====== LISTING

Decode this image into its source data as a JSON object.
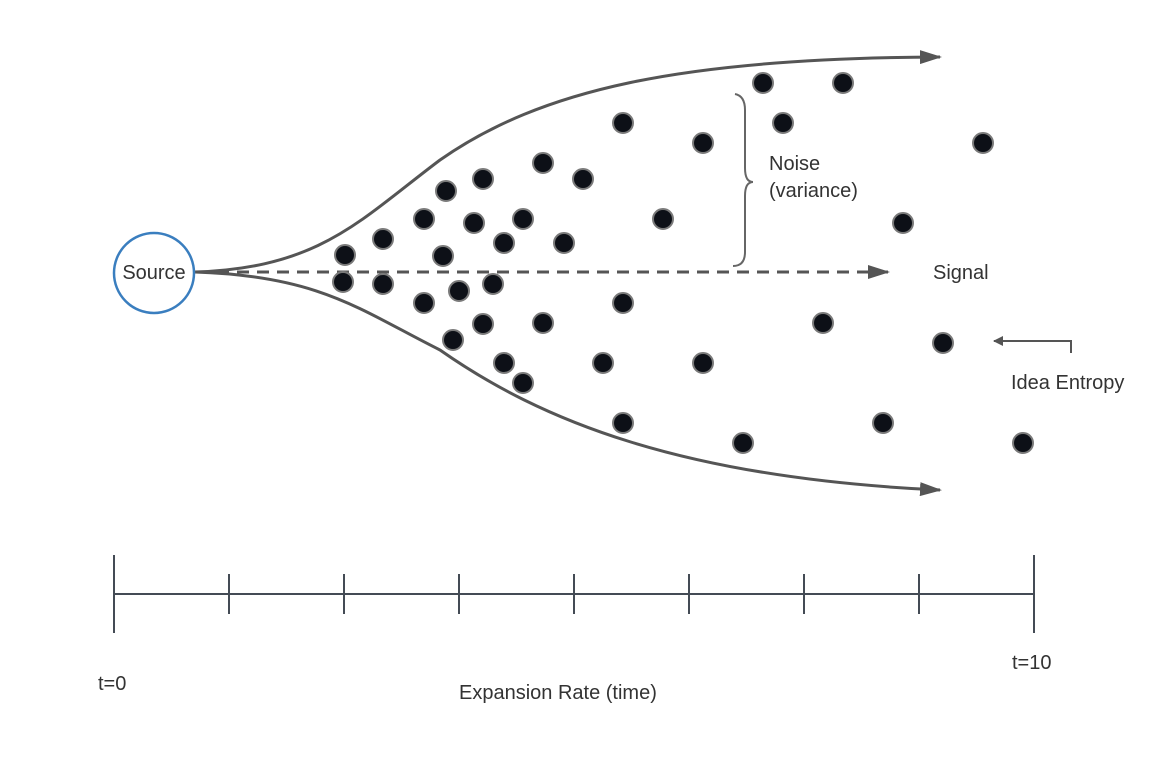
{
  "labels": {
    "source": "Source",
    "noise_line1": "Noise",
    "noise_line2": "(variance)",
    "signal": "Signal",
    "idea_entropy": "Idea Entropy",
    "axis_start": "t=0",
    "axis_end": "t=10",
    "axis_title": "Expansion Rate (time)"
  },
  "colors": {
    "stroke": "#555555",
    "source_circle": "#3a7ebf",
    "dot_fill": "#0d1017",
    "dot_stroke": "#7a7a7a",
    "text": "#333333"
  },
  "axis": {
    "min": 0,
    "max": 10,
    "tick_count": 8
  },
  "icons": [
    "arrow-right-icon",
    "arrow-left-icon",
    "curly-brace-icon"
  ]
}
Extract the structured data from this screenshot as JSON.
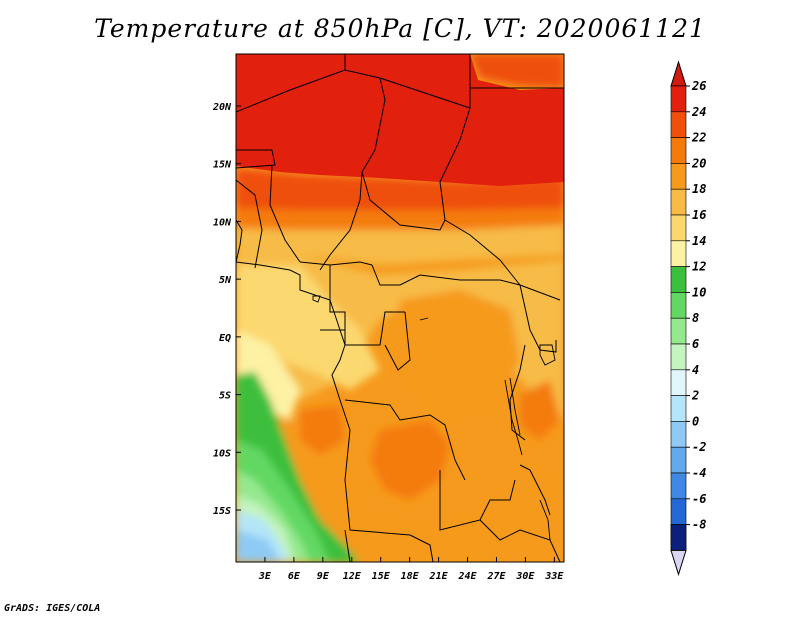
{
  "title": "Temperature at 850hPa [C], VT: 2020061121",
  "credit": "GrADS: IGES/COLA",
  "map": {
    "lon_range": [
      0,
      34
    ],
    "lat_range": [
      -19.5,
      24.5
    ],
    "lon_ticks": [
      {
        "value": 3,
        "label": "3E"
      },
      {
        "value": 6,
        "label": "6E"
      },
      {
        "value": 9,
        "label": "9E"
      },
      {
        "value": 12,
        "label": "12E"
      },
      {
        "value": 15,
        "label": "15E"
      },
      {
        "value": 18,
        "label": "18E"
      },
      {
        "value": 21,
        "label": "21E"
      },
      {
        "value": 24,
        "label": "24E"
      },
      {
        "value": 27,
        "label": "27E"
      },
      {
        "value": 30,
        "label": "30E"
      },
      {
        "value": 33,
        "label": "33E"
      }
    ],
    "lat_ticks": [
      {
        "value": 20,
        "label": "20N"
      },
      {
        "value": 15,
        "label": "15N"
      },
      {
        "value": 10,
        "label": "10N"
      },
      {
        "value": 5,
        "label": "5N"
      },
      {
        "value": 0,
        "label": "EQ"
      },
      {
        "value": -5,
        "label": "5S"
      },
      {
        "value": -10,
        "label": "10S"
      },
      {
        "value": -15,
        "label": "15S"
      }
    ]
  },
  "colorbar": {
    "levels": [
      {
        "label": "26",
        "color": "#e1200e"
      },
      {
        "label": "24",
        "color": "#ef4f0b"
      },
      {
        "label": "22",
        "color": "#f47b0b"
      },
      {
        "label": "20",
        "color": "#f69a1d"
      },
      {
        "label": "18",
        "color": "#f7bb46"
      },
      {
        "label": "16",
        "color": "#fbd86f"
      },
      {
        "label": "14",
        "color": "#fdf1a4"
      },
      {
        "label": "12",
        "color": "#3cbf3c"
      },
      {
        "label": "10",
        "color": "#62d863"
      },
      {
        "label": "8",
        "color": "#95e88e"
      },
      {
        "label": "6",
        "color": "#c4f4c0"
      },
      {
        "label": "4",
        "color": "#e0f6fb"
      },
      {
        "label": "2",
        "color": "#b4e5f8"
      },
      {
        "label": "0",
        "color": "#8ecaf4"
      },
      {
        "label": "-2",
        "color": "#63a9ee"
      },
      {
        "label": "-4",
        "color": "#3f88e3"
      },
      {
        "label": "-6",
        "color": "#2468d6"
      },
      {
        "label": "-8",
        "color": "#1345b8"
      }
    ],
    "top_color": "#d01c0f",
    "bottom_color": "#0c1f7a",
    "bottom_arrow_color": "#d9d5f2"
  }
}
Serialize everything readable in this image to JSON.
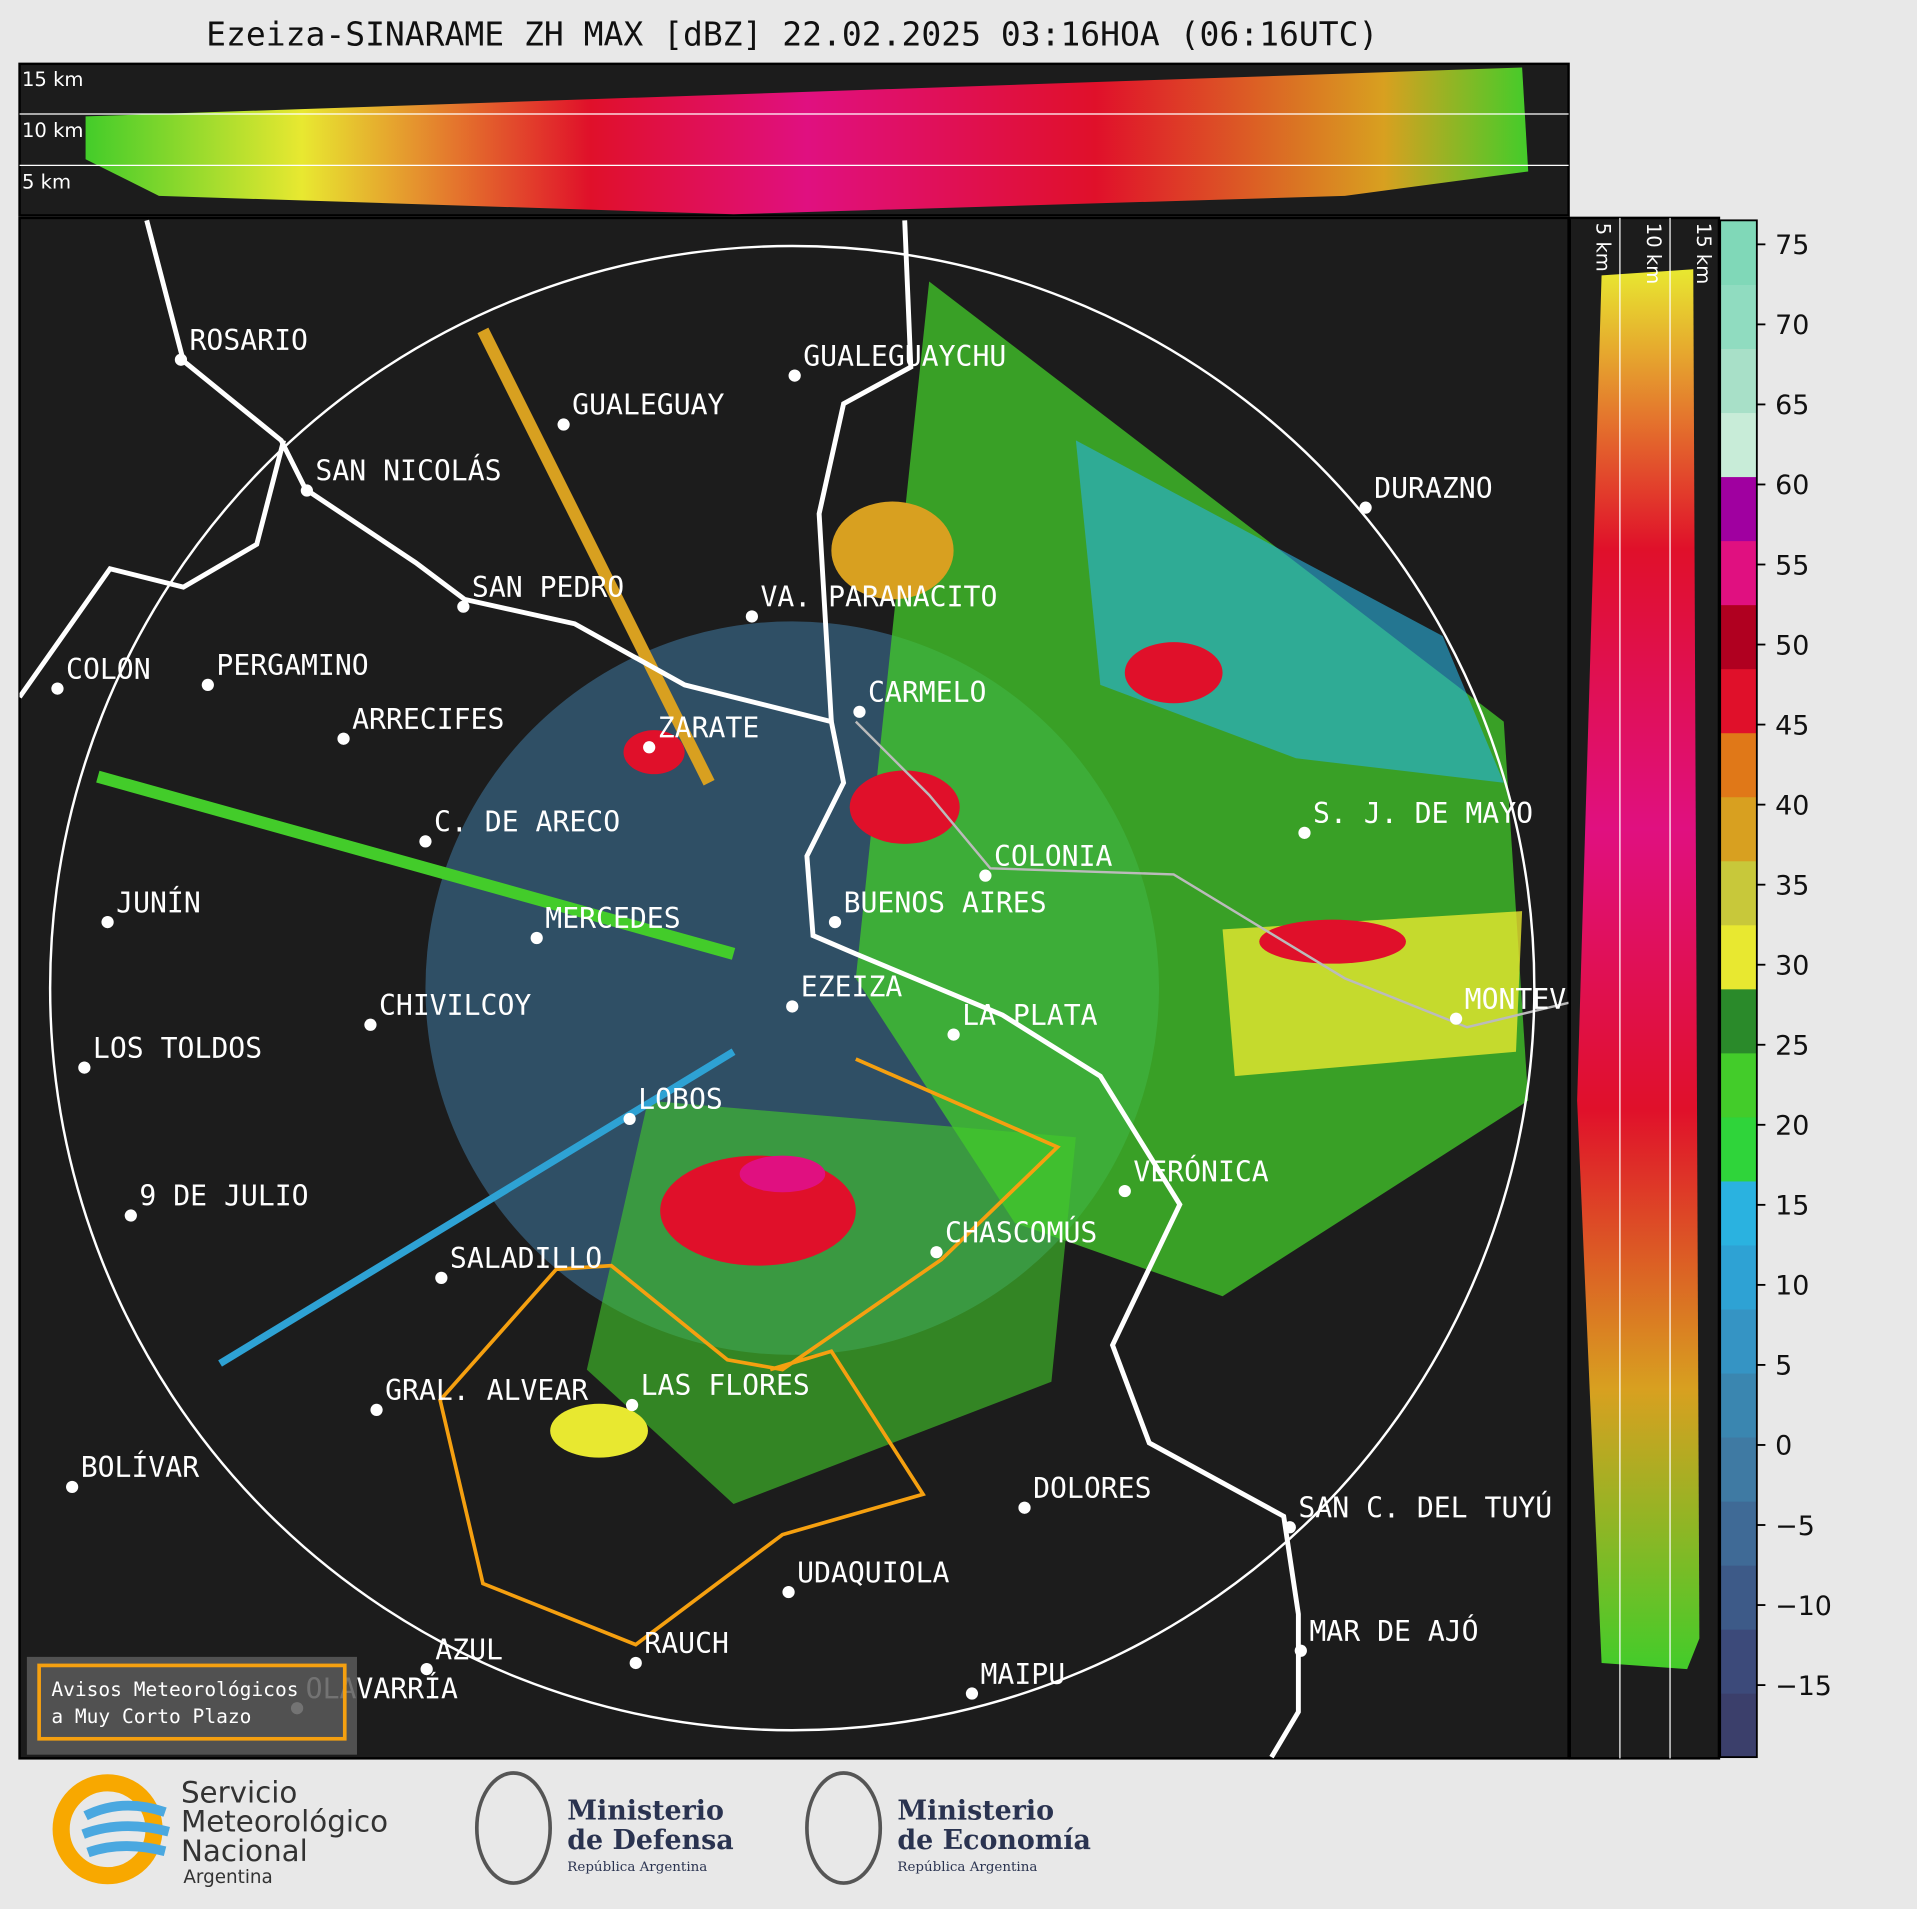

============

_WRITTEN TASK_
Output all of the entries verbatim, leaving out any images.

_WORKED ANSWER_
Decode this image into its source data as a JSON object.
{
  "labels": {
    "source": "Source",
    "noise_line1": "Noise",
    "noise_line2": "(variance)",
    "signal": "Signal",
    "idea_entropy": "Idea Entropy",
    "axis_start": "t=0",
    "axis_end": "t=10",
    "axis_title": "Expansion Rate (time)"
  },
  "colors": {
    "stroke": "#555555",
    "source_circle": "#3a7ebf",
    "dot_fill": "#0d1017",
    "dot_stroke": "#7a7a7a",
    "text": "#333333"
  },
  "axis": {
    "min": 0,
    "max": 10,
    "tick_count": 8
  },
  "icons": [
    "arrow-right-icon",
    "arrow-left-icon",
    "curly-brace-icon"
  ]
}
Extract the structured data from this screenshot as JSON.
{
  "title": "Temperature at 850hPa [C], VT: 2020061121",
  "credit": "GrADS: IGES/COLA",
  "map": {
    "lon_range": [
      0,
      34
    ],
    "lat_range": [
      -19.5,
      24.5
    ],
    "lon_ticks": [
      {
        "value": 3,
        "label": "3E"
      },
      {
        "value": 6,
        "label": "6E"
      },
      {
        "value": 9,
        "label": "9E"
      },
      {
        "value": 12,
        "label": "12E"
      },
      {
        "value": 15,
        "label": "15E"
      },
      {
        "value": 18,
        "label": "18E"
      },
      {
        "value": 21,
        "label": "21E"
      },
      {
        "value": 24,
        "label": "24E"
      },
      {
        "value": 27,
        "label": "27E"
      },
      {
        "value": 30,
        "label": "30E"
      },
      {
        "value": 33,
        "label": "33E"
      }
    ],
    "lat_ticks": [
      {
        "value": 20,
        "label": "20N"
      },
      {
        "value": 15,
        "label": "15N"
      },
      {
        "value": 10,
        "label": "10N"
      },
      {
        "value": 5,
        "label": "5N"
      },
      {
        "value": 0,
        "label": "EQ"
      },
      {
        "value": -5,
        "label": "5S"
      },
      {
        "value": -10,
        "label": "10S"
      },
      {
        "value": -15,
        "label": "15S"
      }
    ]
  },
  "colorbar": {
    "levels": [
      {
        "label": "26",
        "color": "#e1200e"
      },
      {
        "label": "24",
        "color": "#ef4f0b"
      },
      {
        "label": "22",
        "color": "#f47b0b"
      },
      {
        "label": "20",
        "color": "#f69a1d"
      },
      {
        "label": "18",
        "color": "#f7bb46"
      },
      {
        "label": "16",
        "color": "#fbd86f"
      },
      {
        "label": "14",
        "color": "#fdf1a4"
      },
      {
        "label": "12",
        "color": "#3cbf3c"
      },
      {
        "label": "10",
        "color": "#62d863"
      },
      {
        "label": "8",
        "color": "#95e88e"
      },
      {
        "label": "6",
        "color": "#c4f4c0"
      },
      {
        "label": "4",
        "color": "#e0f6fb"
      },
      {
        "label": "2",
        "color": "#b4e5f8"
      },
      {
        "label": "0",
        "color": "#8ecaf4"
      },
      {
        "label": "-2",
        "color": "#63a9ee"
      },
      {
        "label": "-4",
        "color": "#3f88e3"
      },
      {
        "label": "-6",
        "color": "#2468d6"
      },
      {
        "label": "-8",
        "color": "#1345b8"
      }
    ],
    "top_color": "#d01c0f",
    "bottom_color": "#0c1f7a",
    "bottom_arrow_color": "#d9d5f2"
  }
}
Serialize everything readable in this image to JSON.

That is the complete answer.